• PROBLEM STATEMENT: The listing below is the input. Say how many of its lines contain "text", giving the number alone.

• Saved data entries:
--- Start ---
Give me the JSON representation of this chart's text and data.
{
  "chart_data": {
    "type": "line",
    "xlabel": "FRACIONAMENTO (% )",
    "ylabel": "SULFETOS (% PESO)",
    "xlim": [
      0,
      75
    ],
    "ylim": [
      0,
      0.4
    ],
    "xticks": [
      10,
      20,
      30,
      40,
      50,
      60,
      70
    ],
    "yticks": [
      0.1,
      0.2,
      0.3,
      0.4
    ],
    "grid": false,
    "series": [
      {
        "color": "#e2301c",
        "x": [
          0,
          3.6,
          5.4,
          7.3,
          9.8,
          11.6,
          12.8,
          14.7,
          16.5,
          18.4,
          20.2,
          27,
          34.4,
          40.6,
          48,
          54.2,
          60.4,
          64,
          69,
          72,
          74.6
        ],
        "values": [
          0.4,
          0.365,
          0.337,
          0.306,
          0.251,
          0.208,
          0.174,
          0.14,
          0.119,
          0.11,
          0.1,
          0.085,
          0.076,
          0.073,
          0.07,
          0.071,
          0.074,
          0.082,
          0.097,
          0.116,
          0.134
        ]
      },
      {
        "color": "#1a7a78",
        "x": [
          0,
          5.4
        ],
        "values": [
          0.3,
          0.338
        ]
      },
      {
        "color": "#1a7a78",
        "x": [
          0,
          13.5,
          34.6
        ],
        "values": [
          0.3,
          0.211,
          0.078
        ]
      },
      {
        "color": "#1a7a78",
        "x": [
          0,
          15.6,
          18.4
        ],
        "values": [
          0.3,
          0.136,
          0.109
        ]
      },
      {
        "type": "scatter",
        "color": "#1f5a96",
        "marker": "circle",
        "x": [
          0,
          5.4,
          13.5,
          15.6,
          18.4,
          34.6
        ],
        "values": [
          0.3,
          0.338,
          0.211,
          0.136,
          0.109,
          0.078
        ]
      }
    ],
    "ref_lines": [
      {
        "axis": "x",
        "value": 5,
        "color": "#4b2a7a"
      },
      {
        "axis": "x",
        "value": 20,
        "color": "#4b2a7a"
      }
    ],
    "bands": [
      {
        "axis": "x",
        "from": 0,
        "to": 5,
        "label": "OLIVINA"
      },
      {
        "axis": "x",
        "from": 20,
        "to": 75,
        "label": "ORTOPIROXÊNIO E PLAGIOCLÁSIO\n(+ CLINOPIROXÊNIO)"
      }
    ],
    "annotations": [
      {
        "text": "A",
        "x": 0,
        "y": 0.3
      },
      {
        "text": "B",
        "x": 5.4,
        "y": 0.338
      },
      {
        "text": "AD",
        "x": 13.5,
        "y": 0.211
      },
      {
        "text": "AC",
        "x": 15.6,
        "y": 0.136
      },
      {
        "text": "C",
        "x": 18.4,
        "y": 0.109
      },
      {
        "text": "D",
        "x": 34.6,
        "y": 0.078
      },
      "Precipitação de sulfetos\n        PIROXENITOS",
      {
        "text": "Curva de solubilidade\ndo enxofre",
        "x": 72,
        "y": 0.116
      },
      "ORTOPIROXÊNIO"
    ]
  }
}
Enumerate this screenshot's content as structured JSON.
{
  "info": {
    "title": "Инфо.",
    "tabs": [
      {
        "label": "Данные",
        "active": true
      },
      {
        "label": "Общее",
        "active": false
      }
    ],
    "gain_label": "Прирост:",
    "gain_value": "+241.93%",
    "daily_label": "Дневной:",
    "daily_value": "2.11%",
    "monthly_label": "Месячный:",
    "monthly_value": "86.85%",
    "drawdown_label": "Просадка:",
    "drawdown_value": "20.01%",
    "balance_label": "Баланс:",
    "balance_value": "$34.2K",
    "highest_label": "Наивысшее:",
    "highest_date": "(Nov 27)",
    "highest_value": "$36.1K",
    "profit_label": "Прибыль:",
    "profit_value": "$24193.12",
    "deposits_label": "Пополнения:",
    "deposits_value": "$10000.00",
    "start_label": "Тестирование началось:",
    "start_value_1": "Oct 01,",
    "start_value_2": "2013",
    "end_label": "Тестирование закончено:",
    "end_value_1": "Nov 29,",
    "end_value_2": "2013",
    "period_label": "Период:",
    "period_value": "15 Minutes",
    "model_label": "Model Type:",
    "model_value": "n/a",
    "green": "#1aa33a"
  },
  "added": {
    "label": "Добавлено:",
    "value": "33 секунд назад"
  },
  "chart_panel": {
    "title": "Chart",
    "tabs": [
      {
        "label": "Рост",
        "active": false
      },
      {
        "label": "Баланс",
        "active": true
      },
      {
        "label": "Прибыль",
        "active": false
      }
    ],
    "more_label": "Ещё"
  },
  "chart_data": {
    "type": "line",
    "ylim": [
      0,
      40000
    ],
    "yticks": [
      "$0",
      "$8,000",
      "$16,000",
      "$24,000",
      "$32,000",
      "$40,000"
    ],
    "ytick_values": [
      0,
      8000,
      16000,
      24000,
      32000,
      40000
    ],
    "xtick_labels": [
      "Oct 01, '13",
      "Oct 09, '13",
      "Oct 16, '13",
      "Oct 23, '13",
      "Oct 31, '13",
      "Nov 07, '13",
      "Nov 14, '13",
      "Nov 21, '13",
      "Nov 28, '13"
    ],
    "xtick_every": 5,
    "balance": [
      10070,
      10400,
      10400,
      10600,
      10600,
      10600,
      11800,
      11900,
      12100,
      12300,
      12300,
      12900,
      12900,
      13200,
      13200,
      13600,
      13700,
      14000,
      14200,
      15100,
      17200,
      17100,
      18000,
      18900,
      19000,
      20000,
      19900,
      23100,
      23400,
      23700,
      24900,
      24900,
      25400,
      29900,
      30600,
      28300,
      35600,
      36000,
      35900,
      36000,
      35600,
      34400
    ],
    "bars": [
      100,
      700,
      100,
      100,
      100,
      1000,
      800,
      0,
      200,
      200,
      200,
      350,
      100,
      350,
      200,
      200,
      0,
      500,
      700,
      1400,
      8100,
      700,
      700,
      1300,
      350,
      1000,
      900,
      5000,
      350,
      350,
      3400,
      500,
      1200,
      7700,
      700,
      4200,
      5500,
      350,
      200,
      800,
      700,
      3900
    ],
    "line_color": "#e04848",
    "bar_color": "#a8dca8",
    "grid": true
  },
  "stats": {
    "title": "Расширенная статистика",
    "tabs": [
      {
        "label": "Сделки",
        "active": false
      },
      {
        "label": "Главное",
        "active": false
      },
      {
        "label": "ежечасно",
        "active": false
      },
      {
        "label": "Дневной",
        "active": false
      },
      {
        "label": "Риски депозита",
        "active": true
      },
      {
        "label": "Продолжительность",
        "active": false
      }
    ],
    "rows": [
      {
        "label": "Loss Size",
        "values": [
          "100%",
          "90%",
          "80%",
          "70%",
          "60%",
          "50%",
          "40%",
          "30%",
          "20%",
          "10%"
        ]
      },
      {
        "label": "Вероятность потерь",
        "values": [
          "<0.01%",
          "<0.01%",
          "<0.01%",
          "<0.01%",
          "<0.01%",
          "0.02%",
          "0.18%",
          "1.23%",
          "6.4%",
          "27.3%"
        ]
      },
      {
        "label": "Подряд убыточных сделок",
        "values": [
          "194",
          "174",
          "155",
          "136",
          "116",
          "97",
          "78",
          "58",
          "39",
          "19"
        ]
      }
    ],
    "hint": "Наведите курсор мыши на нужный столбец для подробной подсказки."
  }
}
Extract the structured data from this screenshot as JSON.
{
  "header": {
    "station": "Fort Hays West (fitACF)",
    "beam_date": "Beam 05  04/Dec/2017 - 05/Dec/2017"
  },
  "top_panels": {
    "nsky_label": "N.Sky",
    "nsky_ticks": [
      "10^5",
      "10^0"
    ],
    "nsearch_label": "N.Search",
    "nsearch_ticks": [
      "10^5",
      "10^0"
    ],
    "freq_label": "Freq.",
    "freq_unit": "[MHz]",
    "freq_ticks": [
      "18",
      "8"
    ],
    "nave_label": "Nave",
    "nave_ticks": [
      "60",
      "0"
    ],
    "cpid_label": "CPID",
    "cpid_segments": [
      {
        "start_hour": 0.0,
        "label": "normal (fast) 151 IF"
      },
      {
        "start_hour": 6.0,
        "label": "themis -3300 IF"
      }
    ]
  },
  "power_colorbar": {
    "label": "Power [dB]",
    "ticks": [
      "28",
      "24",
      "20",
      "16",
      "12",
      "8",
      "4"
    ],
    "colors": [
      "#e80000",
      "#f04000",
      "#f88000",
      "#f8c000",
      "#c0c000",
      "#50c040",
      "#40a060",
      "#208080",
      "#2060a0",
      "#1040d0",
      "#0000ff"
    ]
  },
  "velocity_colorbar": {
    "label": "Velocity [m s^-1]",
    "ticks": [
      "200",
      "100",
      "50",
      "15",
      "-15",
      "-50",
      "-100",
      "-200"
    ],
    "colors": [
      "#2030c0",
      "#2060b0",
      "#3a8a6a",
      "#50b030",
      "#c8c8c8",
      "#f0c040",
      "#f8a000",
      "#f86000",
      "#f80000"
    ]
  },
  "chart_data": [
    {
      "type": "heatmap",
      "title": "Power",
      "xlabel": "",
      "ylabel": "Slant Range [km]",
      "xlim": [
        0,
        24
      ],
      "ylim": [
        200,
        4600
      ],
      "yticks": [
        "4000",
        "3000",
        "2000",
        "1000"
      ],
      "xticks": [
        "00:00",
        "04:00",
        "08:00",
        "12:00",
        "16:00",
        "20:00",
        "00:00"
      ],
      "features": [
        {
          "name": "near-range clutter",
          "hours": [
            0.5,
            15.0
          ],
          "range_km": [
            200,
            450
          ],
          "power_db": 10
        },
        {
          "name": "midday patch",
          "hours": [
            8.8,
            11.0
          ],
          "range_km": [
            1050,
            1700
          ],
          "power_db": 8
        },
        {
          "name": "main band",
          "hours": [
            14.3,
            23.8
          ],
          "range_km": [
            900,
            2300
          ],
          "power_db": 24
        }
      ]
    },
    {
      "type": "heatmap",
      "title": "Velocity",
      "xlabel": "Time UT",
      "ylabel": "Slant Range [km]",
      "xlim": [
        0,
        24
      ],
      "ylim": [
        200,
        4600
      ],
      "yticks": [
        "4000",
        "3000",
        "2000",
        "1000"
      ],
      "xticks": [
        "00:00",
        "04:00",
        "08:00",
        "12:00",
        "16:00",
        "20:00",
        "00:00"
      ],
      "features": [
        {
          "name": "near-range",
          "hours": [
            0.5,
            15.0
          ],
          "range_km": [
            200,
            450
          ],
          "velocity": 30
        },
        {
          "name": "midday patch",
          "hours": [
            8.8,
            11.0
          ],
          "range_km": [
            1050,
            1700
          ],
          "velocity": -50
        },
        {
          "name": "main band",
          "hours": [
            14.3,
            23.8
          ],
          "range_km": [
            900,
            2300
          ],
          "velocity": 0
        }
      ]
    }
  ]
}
--- End ---
• OUTPUT FOR THIS EXERCISE: 8